Figure contents as structured data:
============
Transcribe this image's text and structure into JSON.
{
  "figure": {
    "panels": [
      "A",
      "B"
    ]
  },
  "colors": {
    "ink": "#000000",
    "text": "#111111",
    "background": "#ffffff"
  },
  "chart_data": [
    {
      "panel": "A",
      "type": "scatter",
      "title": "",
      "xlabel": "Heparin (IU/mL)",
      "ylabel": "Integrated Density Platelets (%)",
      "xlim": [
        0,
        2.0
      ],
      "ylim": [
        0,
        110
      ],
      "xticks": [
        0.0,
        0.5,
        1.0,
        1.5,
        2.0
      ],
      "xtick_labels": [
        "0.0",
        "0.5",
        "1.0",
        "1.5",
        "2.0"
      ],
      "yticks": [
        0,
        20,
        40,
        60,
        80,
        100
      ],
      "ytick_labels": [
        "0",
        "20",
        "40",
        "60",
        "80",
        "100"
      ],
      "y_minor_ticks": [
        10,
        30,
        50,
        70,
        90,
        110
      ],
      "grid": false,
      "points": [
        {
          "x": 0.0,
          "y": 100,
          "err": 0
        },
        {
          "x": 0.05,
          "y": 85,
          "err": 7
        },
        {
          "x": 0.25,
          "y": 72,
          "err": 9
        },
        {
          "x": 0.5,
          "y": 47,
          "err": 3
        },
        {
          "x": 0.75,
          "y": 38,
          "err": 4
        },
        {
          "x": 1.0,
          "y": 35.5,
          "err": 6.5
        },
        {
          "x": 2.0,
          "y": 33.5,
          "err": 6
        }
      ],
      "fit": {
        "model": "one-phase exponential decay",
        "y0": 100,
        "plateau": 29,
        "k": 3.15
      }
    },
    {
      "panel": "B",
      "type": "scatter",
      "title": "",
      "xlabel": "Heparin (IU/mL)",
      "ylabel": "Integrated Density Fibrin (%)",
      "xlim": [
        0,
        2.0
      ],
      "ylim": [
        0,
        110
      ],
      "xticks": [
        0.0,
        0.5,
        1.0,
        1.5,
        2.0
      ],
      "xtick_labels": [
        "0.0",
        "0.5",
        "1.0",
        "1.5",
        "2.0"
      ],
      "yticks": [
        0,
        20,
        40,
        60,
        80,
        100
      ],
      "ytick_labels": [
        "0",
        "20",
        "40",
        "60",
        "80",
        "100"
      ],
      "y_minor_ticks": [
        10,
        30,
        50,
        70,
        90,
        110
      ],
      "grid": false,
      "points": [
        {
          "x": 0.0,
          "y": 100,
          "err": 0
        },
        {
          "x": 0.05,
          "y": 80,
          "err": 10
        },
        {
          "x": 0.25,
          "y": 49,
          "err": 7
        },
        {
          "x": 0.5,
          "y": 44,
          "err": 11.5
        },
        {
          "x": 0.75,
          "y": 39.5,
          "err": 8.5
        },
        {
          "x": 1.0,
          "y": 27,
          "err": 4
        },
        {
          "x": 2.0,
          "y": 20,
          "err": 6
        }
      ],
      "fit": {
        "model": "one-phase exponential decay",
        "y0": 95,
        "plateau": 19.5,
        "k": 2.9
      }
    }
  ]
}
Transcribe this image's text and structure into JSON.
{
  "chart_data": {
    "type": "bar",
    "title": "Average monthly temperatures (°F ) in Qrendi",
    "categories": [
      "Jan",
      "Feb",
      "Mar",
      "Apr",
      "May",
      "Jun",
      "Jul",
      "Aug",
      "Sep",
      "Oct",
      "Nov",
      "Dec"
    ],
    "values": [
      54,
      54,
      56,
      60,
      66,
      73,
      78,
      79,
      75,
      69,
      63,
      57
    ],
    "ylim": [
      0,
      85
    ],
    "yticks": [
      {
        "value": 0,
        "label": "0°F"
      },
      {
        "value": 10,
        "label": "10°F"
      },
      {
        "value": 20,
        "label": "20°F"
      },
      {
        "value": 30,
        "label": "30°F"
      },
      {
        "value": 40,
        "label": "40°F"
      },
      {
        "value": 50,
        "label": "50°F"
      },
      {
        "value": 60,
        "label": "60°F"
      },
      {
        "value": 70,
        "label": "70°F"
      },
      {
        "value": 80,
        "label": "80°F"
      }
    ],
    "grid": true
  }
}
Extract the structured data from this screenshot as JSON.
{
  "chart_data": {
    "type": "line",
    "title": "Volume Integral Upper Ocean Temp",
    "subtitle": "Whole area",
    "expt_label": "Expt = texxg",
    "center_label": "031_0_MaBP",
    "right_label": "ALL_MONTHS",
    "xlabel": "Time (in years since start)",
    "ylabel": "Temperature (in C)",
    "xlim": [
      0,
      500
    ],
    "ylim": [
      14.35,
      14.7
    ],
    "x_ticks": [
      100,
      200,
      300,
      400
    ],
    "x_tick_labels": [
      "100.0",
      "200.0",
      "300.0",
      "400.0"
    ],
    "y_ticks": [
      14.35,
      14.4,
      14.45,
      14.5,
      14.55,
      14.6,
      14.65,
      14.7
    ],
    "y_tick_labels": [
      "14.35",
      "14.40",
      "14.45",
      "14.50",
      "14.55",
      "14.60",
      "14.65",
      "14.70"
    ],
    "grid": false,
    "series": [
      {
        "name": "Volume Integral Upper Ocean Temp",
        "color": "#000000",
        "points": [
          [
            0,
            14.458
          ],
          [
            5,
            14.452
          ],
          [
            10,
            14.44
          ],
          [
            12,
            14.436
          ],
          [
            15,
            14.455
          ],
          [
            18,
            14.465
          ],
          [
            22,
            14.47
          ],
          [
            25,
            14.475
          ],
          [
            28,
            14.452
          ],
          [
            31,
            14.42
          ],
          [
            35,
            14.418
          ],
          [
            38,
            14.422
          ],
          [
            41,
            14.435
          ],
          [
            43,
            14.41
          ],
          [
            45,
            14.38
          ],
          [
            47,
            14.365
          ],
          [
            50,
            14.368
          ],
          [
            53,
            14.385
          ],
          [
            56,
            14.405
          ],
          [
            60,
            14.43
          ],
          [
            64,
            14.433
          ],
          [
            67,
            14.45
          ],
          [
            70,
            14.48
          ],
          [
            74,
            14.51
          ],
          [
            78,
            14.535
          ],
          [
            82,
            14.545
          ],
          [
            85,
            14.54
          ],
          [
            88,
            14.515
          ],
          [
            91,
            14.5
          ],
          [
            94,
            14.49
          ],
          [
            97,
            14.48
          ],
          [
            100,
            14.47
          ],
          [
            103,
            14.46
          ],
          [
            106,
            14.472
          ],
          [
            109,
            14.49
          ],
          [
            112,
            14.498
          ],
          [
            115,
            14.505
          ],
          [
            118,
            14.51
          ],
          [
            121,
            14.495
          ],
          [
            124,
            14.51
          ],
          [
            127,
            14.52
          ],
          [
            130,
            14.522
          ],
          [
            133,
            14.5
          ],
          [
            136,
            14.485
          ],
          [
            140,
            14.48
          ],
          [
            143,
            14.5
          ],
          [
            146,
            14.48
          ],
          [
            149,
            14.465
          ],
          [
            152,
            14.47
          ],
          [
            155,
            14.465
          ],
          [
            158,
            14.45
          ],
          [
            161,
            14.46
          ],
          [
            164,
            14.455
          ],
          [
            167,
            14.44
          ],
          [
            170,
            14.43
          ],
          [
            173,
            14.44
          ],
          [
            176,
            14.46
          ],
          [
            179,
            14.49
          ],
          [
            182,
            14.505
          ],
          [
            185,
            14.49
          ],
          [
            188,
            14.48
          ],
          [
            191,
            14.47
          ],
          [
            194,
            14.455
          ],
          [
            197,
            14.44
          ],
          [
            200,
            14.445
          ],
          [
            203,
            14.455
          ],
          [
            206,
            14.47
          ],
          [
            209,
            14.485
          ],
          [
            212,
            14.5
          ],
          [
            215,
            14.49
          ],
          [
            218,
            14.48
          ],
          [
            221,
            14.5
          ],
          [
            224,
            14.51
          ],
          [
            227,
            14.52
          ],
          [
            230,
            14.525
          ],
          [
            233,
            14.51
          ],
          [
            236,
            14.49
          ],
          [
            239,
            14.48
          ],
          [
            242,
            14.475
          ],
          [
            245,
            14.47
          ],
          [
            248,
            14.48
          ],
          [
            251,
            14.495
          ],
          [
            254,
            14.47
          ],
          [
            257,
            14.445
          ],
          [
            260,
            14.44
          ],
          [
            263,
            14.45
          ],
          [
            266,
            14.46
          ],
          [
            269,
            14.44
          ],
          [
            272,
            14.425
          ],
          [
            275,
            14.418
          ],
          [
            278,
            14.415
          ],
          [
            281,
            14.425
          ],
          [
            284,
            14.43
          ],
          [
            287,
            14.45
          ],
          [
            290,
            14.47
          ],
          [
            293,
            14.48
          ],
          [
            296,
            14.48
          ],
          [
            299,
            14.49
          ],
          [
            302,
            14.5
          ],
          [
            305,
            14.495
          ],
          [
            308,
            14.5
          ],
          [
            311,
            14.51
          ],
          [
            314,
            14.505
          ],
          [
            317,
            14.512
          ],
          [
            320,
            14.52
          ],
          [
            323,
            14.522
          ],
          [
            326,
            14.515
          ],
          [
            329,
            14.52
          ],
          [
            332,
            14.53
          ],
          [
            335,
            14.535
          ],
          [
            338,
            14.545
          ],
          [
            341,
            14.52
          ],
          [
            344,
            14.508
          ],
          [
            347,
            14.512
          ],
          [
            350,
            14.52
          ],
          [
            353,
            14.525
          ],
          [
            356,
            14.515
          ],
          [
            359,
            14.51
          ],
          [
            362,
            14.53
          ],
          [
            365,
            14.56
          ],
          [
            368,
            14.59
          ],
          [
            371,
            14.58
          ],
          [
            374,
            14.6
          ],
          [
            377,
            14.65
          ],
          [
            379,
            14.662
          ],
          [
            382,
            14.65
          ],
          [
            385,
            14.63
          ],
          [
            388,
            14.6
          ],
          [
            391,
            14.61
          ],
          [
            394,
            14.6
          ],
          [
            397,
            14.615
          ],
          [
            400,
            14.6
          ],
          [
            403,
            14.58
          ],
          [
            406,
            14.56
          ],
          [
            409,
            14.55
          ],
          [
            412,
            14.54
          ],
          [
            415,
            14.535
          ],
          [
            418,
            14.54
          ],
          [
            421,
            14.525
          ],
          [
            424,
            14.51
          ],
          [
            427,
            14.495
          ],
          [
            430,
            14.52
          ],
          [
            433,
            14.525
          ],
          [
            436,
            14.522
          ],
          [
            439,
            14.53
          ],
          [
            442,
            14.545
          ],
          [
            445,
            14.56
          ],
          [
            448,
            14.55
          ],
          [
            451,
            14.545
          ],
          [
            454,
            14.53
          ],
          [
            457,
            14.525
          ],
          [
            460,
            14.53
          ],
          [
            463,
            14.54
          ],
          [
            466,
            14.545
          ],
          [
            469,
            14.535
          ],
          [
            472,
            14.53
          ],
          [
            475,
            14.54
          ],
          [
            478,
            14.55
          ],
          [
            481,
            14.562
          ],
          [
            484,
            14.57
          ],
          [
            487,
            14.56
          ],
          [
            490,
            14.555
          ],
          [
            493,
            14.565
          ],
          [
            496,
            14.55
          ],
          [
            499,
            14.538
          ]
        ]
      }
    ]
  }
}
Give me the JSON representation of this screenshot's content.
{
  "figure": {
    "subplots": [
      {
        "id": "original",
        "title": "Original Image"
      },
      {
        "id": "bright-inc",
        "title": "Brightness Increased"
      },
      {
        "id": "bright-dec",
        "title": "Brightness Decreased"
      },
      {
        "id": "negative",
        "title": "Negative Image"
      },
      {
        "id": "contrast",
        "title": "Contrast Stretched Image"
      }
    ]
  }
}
============
Only a number is wanted: how many lines above include "Integral"?

2